(EXERCISE GOAL) Reproduce each line that includes the word "Spontaneous".
--- START OF RECORDS PROVIDED ---
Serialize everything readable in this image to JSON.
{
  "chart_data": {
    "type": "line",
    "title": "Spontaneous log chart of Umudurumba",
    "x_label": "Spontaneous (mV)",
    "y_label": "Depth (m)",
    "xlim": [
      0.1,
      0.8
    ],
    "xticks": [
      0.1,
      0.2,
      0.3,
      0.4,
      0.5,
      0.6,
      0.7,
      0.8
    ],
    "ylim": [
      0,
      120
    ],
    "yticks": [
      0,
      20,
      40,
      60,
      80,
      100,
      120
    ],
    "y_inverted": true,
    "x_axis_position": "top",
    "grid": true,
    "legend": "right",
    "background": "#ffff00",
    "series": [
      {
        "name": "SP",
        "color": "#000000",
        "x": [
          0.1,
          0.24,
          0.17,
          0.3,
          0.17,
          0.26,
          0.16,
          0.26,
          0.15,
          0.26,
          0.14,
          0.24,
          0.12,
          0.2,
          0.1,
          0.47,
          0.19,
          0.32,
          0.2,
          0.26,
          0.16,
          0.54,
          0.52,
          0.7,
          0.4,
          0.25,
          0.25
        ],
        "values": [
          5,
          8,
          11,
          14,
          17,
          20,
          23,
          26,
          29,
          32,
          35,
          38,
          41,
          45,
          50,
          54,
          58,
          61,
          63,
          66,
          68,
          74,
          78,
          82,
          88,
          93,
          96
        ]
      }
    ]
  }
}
--- END OF RECORDS PROVIDED ---
(ANSWER)
    "title": "Spontaneous log chart of Umudurumba",
    "x_label": "Spontaneous (mV)",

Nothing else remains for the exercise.